━━ Texte fourni

Quand Yeshoua déclare “Celui qui m'a vu a vu le Père”, il traduit simplement le fait qu'il est la preuve vivante de l'existence d'Elohim en tant que son envoyé et ambassadeur, son “représentant”.(p.134)
“Sh'ma Israël”, paru aux éditions du Panthéon, est un essai sur la figure du Messie au prisme de la double culture judo-chrétienne de l'auteur Elie Venat (Il a passé 15 ans dans le protestantisme et 18 au sein du judaïsme libéral).
La réflexion présente, richement documentée, intègre les dernières données en la matière (sur le web notamment) et, en fin connaisseur des écritures, l'auteur balaie et référence toute la tradition et culture occidentale, de la genèse à l'eschatologie.

━━━━

**Consignes à suivre:** D'après le texte fourni sur l'essai « Sh'ma Israël », pourquoi attribue-t-on à Elie Venat une double culture ? Répondez en une à trois phrases. Appuyez-vous uniquement sur le texte fourni.

━━ Extraits du matériel

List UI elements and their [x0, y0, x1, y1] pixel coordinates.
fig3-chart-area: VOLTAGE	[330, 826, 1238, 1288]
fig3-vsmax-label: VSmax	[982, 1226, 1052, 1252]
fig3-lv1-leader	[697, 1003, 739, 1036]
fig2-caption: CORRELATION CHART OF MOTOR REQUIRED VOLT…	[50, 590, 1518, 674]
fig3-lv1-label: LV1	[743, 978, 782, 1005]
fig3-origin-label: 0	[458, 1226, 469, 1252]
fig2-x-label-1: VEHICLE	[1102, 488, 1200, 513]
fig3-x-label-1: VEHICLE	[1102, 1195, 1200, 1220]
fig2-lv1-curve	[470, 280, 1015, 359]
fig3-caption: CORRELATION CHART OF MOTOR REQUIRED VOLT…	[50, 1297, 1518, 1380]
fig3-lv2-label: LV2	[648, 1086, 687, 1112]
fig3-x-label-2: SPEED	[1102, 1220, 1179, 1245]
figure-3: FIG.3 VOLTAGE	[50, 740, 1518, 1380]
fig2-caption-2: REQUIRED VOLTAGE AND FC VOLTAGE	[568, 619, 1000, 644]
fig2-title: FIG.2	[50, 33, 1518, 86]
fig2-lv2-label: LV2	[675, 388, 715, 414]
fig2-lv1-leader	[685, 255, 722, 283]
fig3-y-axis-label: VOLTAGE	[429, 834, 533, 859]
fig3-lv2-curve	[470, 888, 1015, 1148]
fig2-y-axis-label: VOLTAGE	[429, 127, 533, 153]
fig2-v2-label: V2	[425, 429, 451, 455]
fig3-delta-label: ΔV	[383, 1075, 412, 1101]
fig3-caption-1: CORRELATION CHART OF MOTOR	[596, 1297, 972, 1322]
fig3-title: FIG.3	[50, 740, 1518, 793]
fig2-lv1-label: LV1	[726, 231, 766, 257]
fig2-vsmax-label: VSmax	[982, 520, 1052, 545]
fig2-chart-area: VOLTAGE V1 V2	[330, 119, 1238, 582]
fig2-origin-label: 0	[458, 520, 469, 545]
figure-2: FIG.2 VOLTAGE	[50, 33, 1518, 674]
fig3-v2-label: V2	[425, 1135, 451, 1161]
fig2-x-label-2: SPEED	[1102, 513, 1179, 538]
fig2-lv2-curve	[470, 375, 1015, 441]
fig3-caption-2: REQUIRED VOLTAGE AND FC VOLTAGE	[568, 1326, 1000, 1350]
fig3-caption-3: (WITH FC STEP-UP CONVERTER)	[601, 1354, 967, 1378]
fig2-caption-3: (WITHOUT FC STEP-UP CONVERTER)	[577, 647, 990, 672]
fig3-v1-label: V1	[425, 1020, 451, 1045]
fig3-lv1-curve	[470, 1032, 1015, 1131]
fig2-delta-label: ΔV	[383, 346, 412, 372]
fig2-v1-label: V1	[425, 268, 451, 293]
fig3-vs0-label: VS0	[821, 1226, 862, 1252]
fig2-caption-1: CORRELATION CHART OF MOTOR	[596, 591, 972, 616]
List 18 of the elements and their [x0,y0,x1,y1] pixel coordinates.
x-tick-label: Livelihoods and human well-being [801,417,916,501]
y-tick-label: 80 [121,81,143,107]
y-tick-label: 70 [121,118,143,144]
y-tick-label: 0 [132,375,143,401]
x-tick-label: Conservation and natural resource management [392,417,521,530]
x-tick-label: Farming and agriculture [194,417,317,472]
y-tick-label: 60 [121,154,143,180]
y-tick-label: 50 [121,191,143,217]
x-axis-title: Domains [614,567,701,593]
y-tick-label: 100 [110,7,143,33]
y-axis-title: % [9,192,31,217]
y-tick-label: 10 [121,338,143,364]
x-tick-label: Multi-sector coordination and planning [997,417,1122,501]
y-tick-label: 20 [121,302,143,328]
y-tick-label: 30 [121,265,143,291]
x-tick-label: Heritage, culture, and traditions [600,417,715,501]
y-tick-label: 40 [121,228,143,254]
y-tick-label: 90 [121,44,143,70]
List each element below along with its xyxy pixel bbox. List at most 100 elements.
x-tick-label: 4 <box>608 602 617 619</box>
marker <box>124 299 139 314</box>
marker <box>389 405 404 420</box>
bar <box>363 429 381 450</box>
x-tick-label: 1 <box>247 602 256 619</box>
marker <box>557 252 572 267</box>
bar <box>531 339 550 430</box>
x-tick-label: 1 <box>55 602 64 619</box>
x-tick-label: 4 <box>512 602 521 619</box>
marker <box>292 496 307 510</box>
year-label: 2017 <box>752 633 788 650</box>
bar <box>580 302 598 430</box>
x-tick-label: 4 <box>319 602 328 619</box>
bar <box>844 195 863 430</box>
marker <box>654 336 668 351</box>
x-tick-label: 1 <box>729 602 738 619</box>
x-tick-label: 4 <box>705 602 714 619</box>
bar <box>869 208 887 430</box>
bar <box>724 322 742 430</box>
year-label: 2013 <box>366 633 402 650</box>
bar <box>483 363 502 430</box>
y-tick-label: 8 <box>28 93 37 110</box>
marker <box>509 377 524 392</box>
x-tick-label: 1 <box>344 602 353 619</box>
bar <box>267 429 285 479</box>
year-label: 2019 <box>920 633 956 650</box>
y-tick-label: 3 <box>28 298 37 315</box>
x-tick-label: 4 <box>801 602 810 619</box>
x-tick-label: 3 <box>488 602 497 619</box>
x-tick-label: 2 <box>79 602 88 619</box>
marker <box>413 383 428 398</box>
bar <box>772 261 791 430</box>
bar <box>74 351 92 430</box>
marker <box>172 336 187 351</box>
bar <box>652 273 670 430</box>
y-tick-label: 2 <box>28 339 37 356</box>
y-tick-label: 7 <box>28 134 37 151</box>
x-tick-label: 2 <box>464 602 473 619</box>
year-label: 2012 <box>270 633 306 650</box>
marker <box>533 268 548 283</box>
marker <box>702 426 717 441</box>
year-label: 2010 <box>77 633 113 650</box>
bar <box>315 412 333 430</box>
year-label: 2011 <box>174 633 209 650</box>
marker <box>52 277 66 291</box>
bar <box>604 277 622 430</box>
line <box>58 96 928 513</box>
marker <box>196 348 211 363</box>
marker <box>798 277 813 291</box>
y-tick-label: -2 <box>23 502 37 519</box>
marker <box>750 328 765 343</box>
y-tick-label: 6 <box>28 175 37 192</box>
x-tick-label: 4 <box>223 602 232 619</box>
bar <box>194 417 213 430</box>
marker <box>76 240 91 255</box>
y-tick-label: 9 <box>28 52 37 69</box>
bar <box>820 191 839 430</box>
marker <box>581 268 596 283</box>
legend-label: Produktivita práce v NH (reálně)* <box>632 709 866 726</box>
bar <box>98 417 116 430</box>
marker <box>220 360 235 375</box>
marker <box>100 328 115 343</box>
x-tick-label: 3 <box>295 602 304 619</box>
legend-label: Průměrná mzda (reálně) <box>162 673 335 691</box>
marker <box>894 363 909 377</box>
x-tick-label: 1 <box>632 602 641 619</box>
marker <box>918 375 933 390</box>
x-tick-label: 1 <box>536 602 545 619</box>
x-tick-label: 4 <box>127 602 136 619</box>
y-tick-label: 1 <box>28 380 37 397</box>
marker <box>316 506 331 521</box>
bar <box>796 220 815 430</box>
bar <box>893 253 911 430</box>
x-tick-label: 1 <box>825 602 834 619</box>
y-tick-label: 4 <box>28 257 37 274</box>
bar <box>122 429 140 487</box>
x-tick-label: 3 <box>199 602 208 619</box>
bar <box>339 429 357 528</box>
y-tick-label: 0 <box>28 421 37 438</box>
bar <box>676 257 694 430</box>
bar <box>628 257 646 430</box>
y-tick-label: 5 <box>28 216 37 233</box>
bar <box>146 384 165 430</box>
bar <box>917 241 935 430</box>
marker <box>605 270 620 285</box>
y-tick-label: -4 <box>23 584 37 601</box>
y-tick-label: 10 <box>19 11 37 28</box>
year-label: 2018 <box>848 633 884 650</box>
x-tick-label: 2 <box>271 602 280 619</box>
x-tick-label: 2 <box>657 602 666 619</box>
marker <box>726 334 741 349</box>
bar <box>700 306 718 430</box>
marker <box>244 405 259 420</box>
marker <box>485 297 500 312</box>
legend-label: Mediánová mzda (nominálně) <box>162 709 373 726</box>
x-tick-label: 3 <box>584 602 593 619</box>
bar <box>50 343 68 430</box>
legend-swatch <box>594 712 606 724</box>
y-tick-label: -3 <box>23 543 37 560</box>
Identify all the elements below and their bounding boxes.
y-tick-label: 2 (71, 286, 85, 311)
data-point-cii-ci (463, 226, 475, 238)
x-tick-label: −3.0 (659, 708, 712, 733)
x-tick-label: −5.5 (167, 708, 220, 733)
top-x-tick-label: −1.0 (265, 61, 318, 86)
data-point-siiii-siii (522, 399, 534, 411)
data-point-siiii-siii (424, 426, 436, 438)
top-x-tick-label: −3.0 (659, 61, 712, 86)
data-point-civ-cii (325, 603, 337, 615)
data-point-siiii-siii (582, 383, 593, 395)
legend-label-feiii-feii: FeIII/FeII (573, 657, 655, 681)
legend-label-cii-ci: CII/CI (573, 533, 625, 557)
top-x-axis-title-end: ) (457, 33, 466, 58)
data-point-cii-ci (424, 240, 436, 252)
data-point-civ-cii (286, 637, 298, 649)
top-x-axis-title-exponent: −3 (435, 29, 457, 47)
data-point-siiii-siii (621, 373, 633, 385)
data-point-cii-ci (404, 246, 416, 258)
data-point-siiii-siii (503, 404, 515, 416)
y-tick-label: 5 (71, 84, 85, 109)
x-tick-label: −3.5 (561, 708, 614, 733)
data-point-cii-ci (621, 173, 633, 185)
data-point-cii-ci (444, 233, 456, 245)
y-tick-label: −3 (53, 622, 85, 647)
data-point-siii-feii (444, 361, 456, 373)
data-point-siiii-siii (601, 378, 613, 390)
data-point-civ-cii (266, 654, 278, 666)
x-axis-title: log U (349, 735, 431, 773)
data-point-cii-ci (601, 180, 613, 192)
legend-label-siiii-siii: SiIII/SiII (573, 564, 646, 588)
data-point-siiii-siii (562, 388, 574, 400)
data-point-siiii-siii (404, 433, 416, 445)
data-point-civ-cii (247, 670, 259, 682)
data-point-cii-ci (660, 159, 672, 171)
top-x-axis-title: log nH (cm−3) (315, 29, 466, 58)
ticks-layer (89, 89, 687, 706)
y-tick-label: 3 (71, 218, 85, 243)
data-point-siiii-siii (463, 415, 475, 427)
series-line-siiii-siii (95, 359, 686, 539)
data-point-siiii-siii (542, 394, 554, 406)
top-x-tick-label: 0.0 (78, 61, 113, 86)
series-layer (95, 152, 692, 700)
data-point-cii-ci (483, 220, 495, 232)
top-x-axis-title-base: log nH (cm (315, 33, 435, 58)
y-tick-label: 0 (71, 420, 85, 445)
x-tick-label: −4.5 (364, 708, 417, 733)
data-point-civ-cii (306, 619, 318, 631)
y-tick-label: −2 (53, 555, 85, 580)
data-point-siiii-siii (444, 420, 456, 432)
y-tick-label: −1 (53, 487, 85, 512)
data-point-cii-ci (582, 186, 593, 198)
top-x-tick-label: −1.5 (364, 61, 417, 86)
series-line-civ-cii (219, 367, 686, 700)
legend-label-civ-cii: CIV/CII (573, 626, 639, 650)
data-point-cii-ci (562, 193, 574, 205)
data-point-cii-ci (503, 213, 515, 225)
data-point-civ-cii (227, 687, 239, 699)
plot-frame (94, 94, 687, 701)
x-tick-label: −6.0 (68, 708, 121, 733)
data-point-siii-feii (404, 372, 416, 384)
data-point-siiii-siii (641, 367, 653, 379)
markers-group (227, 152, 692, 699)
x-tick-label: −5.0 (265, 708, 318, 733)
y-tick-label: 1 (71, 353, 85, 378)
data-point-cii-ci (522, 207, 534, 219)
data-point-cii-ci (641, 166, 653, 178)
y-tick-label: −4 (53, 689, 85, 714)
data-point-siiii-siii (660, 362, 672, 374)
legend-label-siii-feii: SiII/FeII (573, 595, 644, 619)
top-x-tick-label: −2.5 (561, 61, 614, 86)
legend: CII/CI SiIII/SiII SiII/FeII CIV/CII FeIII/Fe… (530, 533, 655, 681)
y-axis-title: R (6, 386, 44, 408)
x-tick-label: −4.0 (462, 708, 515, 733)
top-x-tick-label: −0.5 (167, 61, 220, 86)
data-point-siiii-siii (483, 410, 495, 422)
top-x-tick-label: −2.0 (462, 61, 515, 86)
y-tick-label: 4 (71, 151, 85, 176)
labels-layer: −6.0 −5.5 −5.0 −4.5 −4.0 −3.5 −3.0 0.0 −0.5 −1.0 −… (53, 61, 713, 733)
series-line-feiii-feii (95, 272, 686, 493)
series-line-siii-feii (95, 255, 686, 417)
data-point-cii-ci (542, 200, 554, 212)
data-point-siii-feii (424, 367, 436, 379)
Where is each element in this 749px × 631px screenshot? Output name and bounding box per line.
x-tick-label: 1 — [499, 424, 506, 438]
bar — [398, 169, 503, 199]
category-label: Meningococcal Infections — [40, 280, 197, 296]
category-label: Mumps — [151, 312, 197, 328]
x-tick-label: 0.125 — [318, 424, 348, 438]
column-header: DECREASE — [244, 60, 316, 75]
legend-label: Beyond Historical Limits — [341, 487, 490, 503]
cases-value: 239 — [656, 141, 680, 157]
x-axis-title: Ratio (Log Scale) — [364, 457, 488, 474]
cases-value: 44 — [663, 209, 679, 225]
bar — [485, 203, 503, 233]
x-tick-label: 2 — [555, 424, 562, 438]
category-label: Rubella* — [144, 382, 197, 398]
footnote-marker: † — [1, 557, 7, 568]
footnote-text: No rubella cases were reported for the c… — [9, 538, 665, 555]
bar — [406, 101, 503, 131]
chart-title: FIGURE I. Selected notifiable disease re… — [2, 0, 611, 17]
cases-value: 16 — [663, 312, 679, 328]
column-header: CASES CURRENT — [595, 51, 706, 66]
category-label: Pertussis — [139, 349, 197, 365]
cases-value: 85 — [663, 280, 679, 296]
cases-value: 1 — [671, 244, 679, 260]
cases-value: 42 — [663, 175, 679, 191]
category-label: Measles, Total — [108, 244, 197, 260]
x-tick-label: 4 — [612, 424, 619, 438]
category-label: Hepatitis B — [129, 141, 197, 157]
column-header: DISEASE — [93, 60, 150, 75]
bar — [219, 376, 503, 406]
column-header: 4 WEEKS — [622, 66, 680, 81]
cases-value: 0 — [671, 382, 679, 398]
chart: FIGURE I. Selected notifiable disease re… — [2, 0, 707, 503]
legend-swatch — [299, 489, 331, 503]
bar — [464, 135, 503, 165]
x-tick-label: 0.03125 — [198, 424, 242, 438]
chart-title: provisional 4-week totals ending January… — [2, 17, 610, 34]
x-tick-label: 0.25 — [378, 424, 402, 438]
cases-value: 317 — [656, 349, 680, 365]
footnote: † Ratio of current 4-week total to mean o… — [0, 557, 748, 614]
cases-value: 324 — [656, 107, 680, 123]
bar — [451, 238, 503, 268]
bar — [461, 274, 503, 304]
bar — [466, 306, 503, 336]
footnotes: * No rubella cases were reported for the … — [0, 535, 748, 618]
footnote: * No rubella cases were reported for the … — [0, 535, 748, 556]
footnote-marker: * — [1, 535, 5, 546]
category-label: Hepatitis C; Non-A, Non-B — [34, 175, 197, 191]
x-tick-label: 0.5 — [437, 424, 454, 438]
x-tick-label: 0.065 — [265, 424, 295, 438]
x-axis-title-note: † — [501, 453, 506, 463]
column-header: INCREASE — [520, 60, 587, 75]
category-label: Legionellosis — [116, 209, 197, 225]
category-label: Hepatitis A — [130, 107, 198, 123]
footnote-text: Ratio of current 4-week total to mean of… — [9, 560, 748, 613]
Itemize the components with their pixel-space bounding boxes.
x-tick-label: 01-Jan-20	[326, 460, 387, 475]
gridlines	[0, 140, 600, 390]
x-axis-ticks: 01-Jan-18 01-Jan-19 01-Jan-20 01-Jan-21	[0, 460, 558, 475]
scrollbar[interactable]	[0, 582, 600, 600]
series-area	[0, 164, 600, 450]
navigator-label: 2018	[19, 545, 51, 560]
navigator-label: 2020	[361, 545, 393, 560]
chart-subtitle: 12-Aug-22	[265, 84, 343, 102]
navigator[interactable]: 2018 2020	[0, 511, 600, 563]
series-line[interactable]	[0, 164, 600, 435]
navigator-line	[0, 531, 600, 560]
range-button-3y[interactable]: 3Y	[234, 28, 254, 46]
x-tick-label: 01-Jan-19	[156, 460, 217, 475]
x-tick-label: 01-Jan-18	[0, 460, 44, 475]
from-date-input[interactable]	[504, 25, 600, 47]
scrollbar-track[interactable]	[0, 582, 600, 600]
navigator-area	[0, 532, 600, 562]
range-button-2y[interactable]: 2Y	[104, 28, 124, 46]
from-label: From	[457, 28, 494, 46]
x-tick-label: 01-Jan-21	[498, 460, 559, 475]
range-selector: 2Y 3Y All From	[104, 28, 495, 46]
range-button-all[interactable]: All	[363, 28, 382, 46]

━━━━

**Exercice corrigé:** Elie Venat a passé 15 ans dans le protestantisme et 18 ans au sein du judaïsme libéral. Ce parcours dans les deux traditions fonde sa double culture, à travers laquelle son essai aborde la figure du Messie.